> _WRITTEN TASK_
The data below should be printed in full, exactly, and without any of its images.

> _DATA FOR THE TASK_
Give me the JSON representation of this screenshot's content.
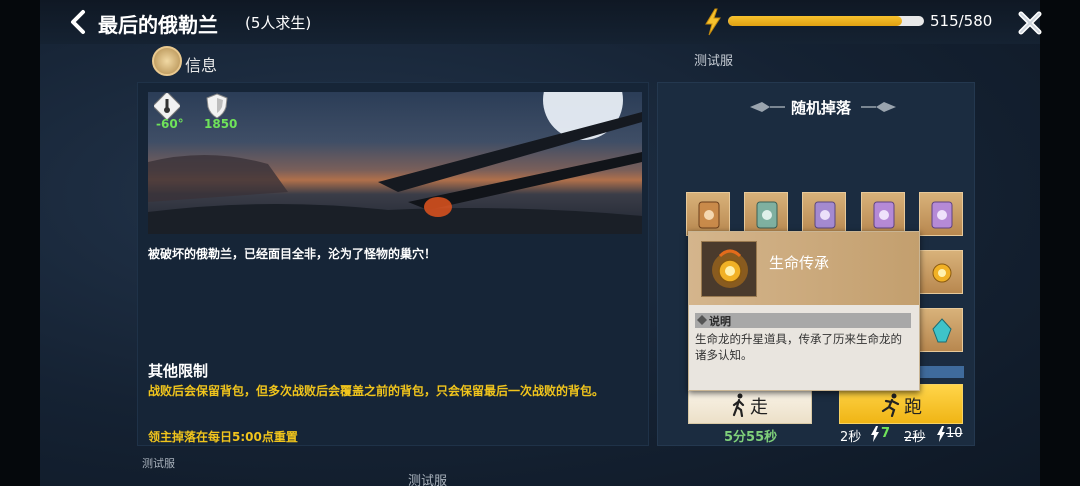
{
  "header": {
    "title": "最后的俄勒兰",
    "subtitle": "(5人求生)",
    "energy": {
      "current": 515,
      "max": 580,
      "text": "515/580",
      "fill_fraction": 0.888
    }
  },
  "server_label_top": "测试服",
  "info": {
    "label": "信息",
    "temperature": "-60°",
    "defense": "1850",
    "description": "被破坏的俄勒兰，已经面目全非，沦为了怪物的巢穴！",
    "limits_title": "其他限制",
    "limits_text": "战败后会保留背包，但多次战败后会覆盖之前的背包，只会保留最后一次战败的背包。",
    "boss_reset": "领主掉落在每日5:00点重置"
  },
  "server_label_bl": "测试服",
  "server_label_bm": "测试服",
  "drops": {
    "title": "随机掉落",
    "items": [
      {
        "icon": "scroll-icon",
        "tint": "#c98a4a"
      },
      {
        "icon": "scroll-icon",
        "tint": "#7fb0a0"
      },
      {
        "icon": "scroll-icon",
        "tint": "#a48ad0"
      },
      {
        "icon": "scroll-icon",
        "tint": "#b58ad6"
      },
      {
        "icon": "scroll-icon",
        "tint": "#b58ad6"
      },
      {
        "icon": "orb-icon",
        "tint": "#f1b125"
      },
      {
        "icon": "crystal-icon",
        "tint": "#3fc3c9"
      }
    ]
  },
  "tooltip": {
    "name": "生命传承",
    "section": "说明",
    "description": "生命龙的升星道具，传承了历来生命龙的诸多认知。"
  },
  "walk": {
    "label": "走",
    "time": "5分55秒"
  },
  "run": {
    "label": "跑",
    "time": "2秒",
    "cost": "7",
    "old_time": "2秒",
    "old_cost": "10"
  },
  "colors": {
    "accent_gold": "#f0c41c",
    "green": "#6fe35a"
  }
}
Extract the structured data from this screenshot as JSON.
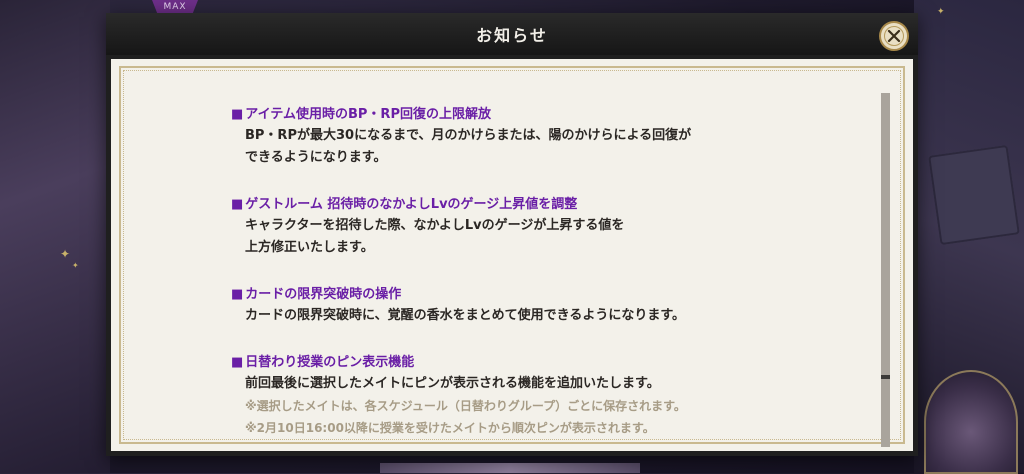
{
  "background": {
    "max_badge": "MAX"
  },
  "dialog": {
    "title": "お知らせ",
    "close_icon": "close-icon",
    "sections": [
      {
        "title": "アイテム使用時のBP・RP回復の上限解放",
        "body": [
          "BP・RPが最大30になるまで、月のかけらまたは、陽のかけらによる回復が",
          "できるようになります。"
        ],
        "notes": []
      },
      {
        "title": "ゲストルーム 招待時のなかよしLvのゲージ上昇値を調整",
        "body": [
          "キャラクターを招待した際、なかよしLvのゲージが上昇する値を",
          "上方修正いたします。"
        ],
        "notes": []
      },
      {
        "title": "カードの限界突破時の操作",
        "body": [
          "カードの限界突破時に、覚醒の香水をまとめて使用できるようになります。"
        ],
        "notes": []
      },
      {
        "title": "日替わり授業のピン表示機能",
        "body": [
          "前回最後に選択したメイトにピンが表示される機能を追加いたします。"
        ],
        "notes": [
          "※選択したメイトは、各スケジュール（日替わりグループ）ごとに保存されます。",
          "※2月10日16:00以降に授業を受けたメイトから順次ピンが表示されます。"
        ]
      }
    ],
    "section_marker": "■"
  },
  "colors": {
    "section_title": "#6a1fa6",
    "body_text": "#2b2724",
    "note_text": "#a79c86",
    "paper": "#f3f1ea",
    "frame_gold": "#c9b98f"
  }
}
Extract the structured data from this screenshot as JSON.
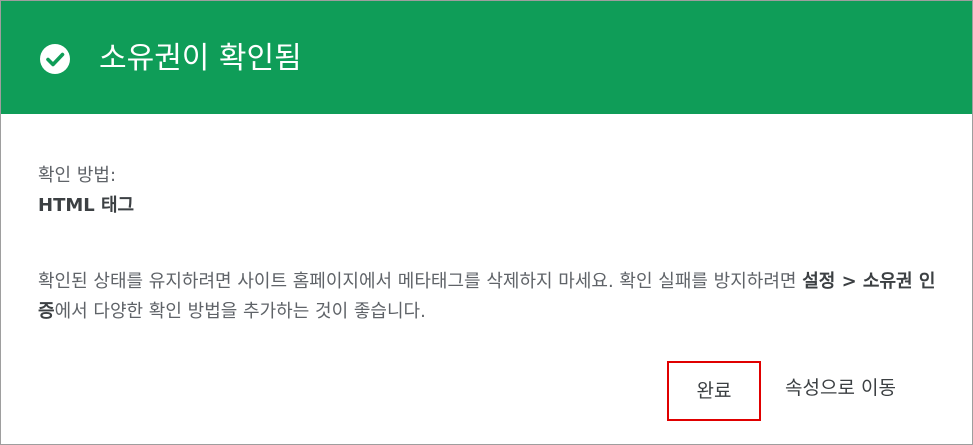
{
  "dialog": {
    "title": "소유권이 확인됨",
    "check_icon": "check-circle-icon",
    "header_color": "#0f9d58"
  },
  "method": {
    "label": "확인 방법:",
    "value": "HTML 태그"
  },
  "message": {
    "part1": "확인된 상태를 유지하려면 사이트 홈페이지에서 메타태그를 삭제하지 마세요. 확인 실패를 방지하려면 ",
    "bold": "설정 > 소유권 인증",
    "part2": "에서 다양한 확인 방법을 추가하는 것이 좋습니다."
  },
  "actions": {
    "done_label": "완료",
    "go_label": "속성으로 이동"
  }
}
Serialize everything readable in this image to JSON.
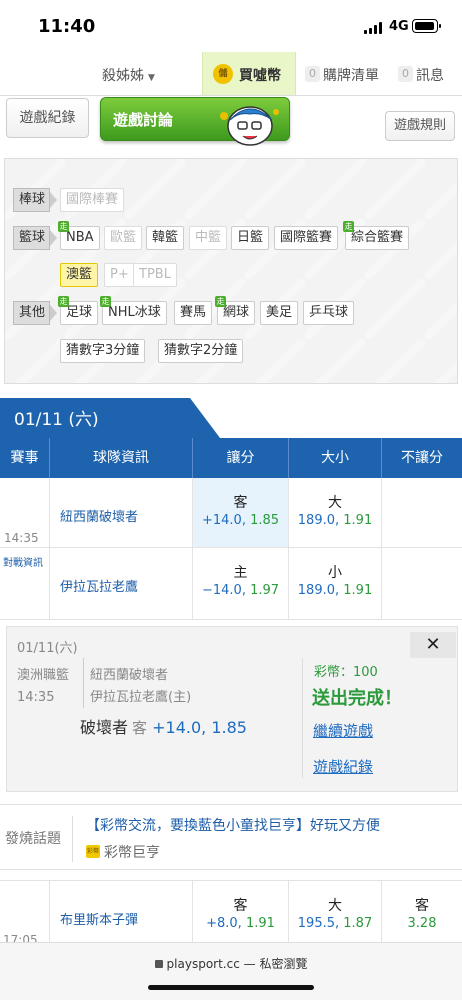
{
  "status": {
    "time": "11:40",
    "network": "4G"
  },
  "topnav": {
    "user": "殺姊姊",
    "coin_icon": "儲",
    "coin_label": "買噓幣",
    "cart_count": "0",
    "cart_label": "購牌清單",
    "msg_count": "0",
    "msg_label": "訊息"
  },
  "toolbar": {
    "record": "遊戲紀錄",
    "discuss": "遊戲討論",
    "rules": "遊戲規則"
  },
  "filter": {
    "cat_baseball": "棒球",
    "baseball": [
      "國際棒賽"
    ],
    "cat_basketball": "籃球",
    "basketball": [
      "NBA",
      "歐籃",
      "韓籃",
      "中籃",
      "日籃",
      "國際籃賽",
      "綜合籃賽",
      "澳籃",
      "P+",
      "TPBL"
    ],
    "cat_other": "其他",
    "other": [
      "足球",
      "NHL冰球",
      "賽馬",
      "網球",
      "美足",
      "乒乓球",
      "猜數字3分鐘",
      "猜數字2分鐘"
    ],
    "walk_badge": "走"
  },
  "date": "01/11 (六)",
  "table": {
    "headers": [
      "賽事",
      "球隊資訊",
      "讓分",
      "大小",
      "不讓分"
    ],
    "matches": [
      {
        "time": "14:35",
        "info_link": "對戰資訊",
        "away": "紐西蘭破壞者",
        "home": "伊拉瓦拉老鷹",
        "spread_away": {
          "side": "客",
          "line": "+14.0",
          "odds": "1.85"
        },
        "spread_home": {
          "side": "主",
          "line": "−14.0",
          "odds": "1.97"
        },
        "total_over": {
          "side": "大",
          "line": "189.0",
          "odds": "1.91"
        },
        "total_under": {
          "side": "小",
          "line": "189.0",
          "odds": "1.91"
        }
      },
      {
        "time": "17:05",
        "away": "布里斯本子彈",
        "spread_away": {
          "side": "客",
          "line": "+8.0",
          "odds": "1.91"
        },
        "total_over": {
          "side": "大",
          "line": "195.5",
          "odds": "1.87"
        },
        "moneyline_away": {
          "side": "客",
          "odds": "3.28"
        }
      }
    ]
  },
  "popup": {
    "date": "01/11(六)",
    "league": "澳洲職籃",
    "time": "14:35",
    "team_away": "紐西蘭破壞者",
    "team_home": "伊拉瓦拉老鷹(主)",
    "pick_team": "破壞者",
    "pick_side": "客",
    "pick_line": "+14.0, 1.85",
    "coin": "彩幣：100",
    "sent": "送出完成！",
    "continue": "繼續遊戲",
    "record": "遊戲紀錄",
    "close": "✕"
  },
  "hot": {
    "label": "發燒話題",
    "title": "【彩幣交流，要換藍色小童找巨亨】好玩又方便",
    "author_icon": "彩幣",
    "author": "彩幣巨亨"
  },
  "browser": {
    "url": "playsport.cc — 私密瀏覽"
  },
  "colors": {
    "brand_blue": "#1e63ae",
    "green": "#4cae2a",
    "odds_blue": "#1e6bc0"
  }
}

> _WORKED ANSWER_
Give me the JSON representation of this screenshot's content.
{
  "header": {
    "title": "最后的俄勒兰",
    "subtitle": "(5人求生)",
    "energy": {
      "current": 515,
      "max": 580,
      "text": "515/580",
      "fill_fraction": 0.888
    }
  },
  "server_label_top": "测试服",
  "info": {
    "label": "信息",
    "temperature": "-60°",
    "defense": "1850",
    "description": "被破坏的俄勒兰，已经面目全非，沦为了怪物的巢穴！",
    "limits_title": "其他限制",
    "limits_text": "战败后会保留背包，但多次战败后会覆盖之前的背包，只会保留最后一次战败的背包。",
    "boss_reset": "领主掉落在每日5:00点重置"
  },
  "server_label_bl": "测试服",
  "server_label_bm": "测试服",
  "drops": {
    "title": "随机掉落",
    "items": [
      {
        "icon": "scroll-icon",
        "tint": "#c98a4a"
      },
      {
        "icon": "scroll-icon",
        "tint": "#7fb0a0"
      },
      {
        "icon": "scroll-icon",
        "tint": "#a48ad0"
      },
      {
        "icon": "scroll-icon",
        "tint": "#b58ad6"
      },
      {
        "icon": "scroll-icon",
        "tint": "#b58ad6"
      },
      {
        "icon": "orb-icon",
        "tint": "#f1b125"
      },
      {
        "icon": "crystal-icon",
        "tint": "#3fc3c9"
      }
    ]
  },
  "tooltip": {
    "name": "生命传承",
    "section": "说明",
    "description": "生命龙的升星道具，传承了历来生命龙的诸多认知。"
  },
  "walk": {
    "label": "走",
    "time": "5分55秒"
  },
  "run": {
    "label": "跑",
    "time": "2秒",
    "cost": "7",
    "old_time": "2秒",
    "old_cost": "10"
  },
  "colors": {
    "accent_gold": "#f0c41c",
    "green": "#6fe35a"
  }
}
Extract the structured data from this screenshot as JSON.
{
  "background": {
    "max_badge": "MAX"
  },
  "dialog": {
    "title": "お知らせ",
    "close_icon": "close-icon",
    "sections": [
      {
        "title": "アイテム使用時のBP・RP回復の上限解放",
        "body": [
          "BP・RPが最大30になるまで、月のかけらまたは、陽のかけらによる回復が",
          "できるようになります。"
        ],
        "notes": []
      },
      {
        "title": "ゲストルーム 招待時のなかよしLvのゲージ上昇値を調整",
        "body": [
          "キャラクターを招待した際、なかよしLvのゲージが上昇する値を",
          "上方修正いたします。"
        ],
        "notes": []
      },
      {
        "title": "カードの限界突破時の操作",
        "body": [
          "カードの限界突破時に、覚醒の香水をまとめて使用できるようになります。"
        ],
        "notes": []
      },
      {
        "title": "日替わり授業のピン表示機能",
        "body": [
          "前回最後に選択したメイトにピンが表示される機能を追加いたします。"
        ],
        "notes": [
          "※選択したメイトは、各スケジュール（日替わりグループ）ごとに保存されます。",
          "※2月10日16:00以降に授業を受けたメイトから順次ピンが表示されます。"
        ]
      }
    ],
    "section_marker": "■"
  },
  "colors": {
    "section_title": "#6a1fa6",
    "body_text": "#2b2724",
    "note_text": "#a79c86",
    "paper": "#f3f1ea",
    "frame_gold": "#c9b98f"
  }
}
Extract the structured data from this screenshot as JSON.
{
  "dialog": {
    "title": "소유권이 확인됨",
    "check_icon": "check-circle-icon",
    "header_color": "#0f9d58"
  },
  "method": {
    "label": "확인 방법:",
    "value": "HTML 태그"
  },
  "message": {
    "part1": "확인된 상태를 유지하려면 사이트 홈페이지에서 메타태그를 삭제하지 마세요. 확인 실패를 방지하려면 ",
    "bold": "설정 > 소유권 인증",
    "part2": "에서 다양한 확인 방법을 추가하는 것이 좋습니다."
  },
  "actions": {
    "done_label": "완료",
    "go_label": "속성으로 이동"
  }
}
Serialize everything readable in this image to JSON.
{
  "status": {
    "time": "11:40",
    "network": "4G"
  },
  "topnav": {
    "user": "殺姊姊",
    "coin_icon": "儲",
    "coin_label": "買噓幣",
    "cart_count": "0",
    "cart_label": "購牌清單",
    "msg_count": "0",
    "msg_label": "訊息"
  },
  "toolbar": {
    "record": "遊戲紀錄",
    "discuss": "遊戲討論",
    "rules": "遊戲規則"
  },
  "filter": {
    "cat_baseball": "棒球",
    "baseball": [
      "國際棒賽"
    ],
    "cat_basketball": "籃球",
    "basketball": [
      "NBA",
      "歐籃",
      "韓籃",
      "中籃",
      "日籃",
      "國際籃賽",
      "綜合籃賽",
      "澳籃",
      "P+",
      "TPBL"
    ],
    "cat_other": "其他",
    "other": [
      "足球",
      "NHL冰球",
      "賽馬",
      "網球",
      "美足",
      "乒乓球",
      "猜數字3分鐘",
      "猜數字2分鐘"
    ],
    "walk_badge": "走"
  },
  "date": "01/11 (六)",
  "table": {
    "headers": [
      "賽事",
      "球隊資訊",
      "讓分",
      "大小",
      "不讓分"
    ],
    "matches": [
      {
        "time": "14:35",
        "info_link": "對戰資訊",
        "away": "紐西蘭破壞者",
        "home": "伊拉瓦拉老鷹",
        "spread_away": {
          "side": "客",
          "line": "+14.0",
          "odds": "1.85"
        },
        "spread_home": {
          "side": "主",
          "line": "−14.0",
          "odds": "1.97"
        },
        "total_over": {
          "side": "大",
          "line": "189.0",
          "odds": "1.91"
        },
        "total_under": {
          "side": "小",
          "line": "189.0",
          "odds": "1.91"
        }
      },
      {
        "time": "17:05",
        "away": "布里斯本子彈",
        "spread_away": {
          "side": "客",
          "line": "+8.0",
          "odds": "1.91"
        },
        "total_over": {
          "side": "大",
          "line": "195.5",
          "odds": "1.87"
        },
        "moneyline_away": {
          "side": "客",
          "odds": "3.28"
        }
      }
    ]
  },
  "popup": {
    "date": "01/11(六)",
    "league": "澳洲職籃",
    "time": "14:35",
    "team_away": "紐西蘭破壞者",
    "team_home": "伊拉瓦拉老鷹(主)",
    "pick_team": "破壞者",
    "pick_side": "客",
    "pick_line": "+14.0, 1.85",
    "coin": "彩幣：100",
    "sent": "送出完成！",
    "continue": "繼續遊戲",
    "record": "遊戲紀錄",
    "close": "✕"
  },
  "hot": {
    "label": "發燒話題",
    "title": "【彩幣交流，要換藍色小童找巨亨】好玩又方便",
    "author_icon": "彩幣",
    "author": "彩幣巨亨"
  },
  "browser": {
    "url": "playsport.cc — 私密瀏覽"
  },
  "colors": {
    "brand_blue": "#1e63ae",
    "green": "#4cae2a",
    "odds_blue": "#1e6bc0"
  }
}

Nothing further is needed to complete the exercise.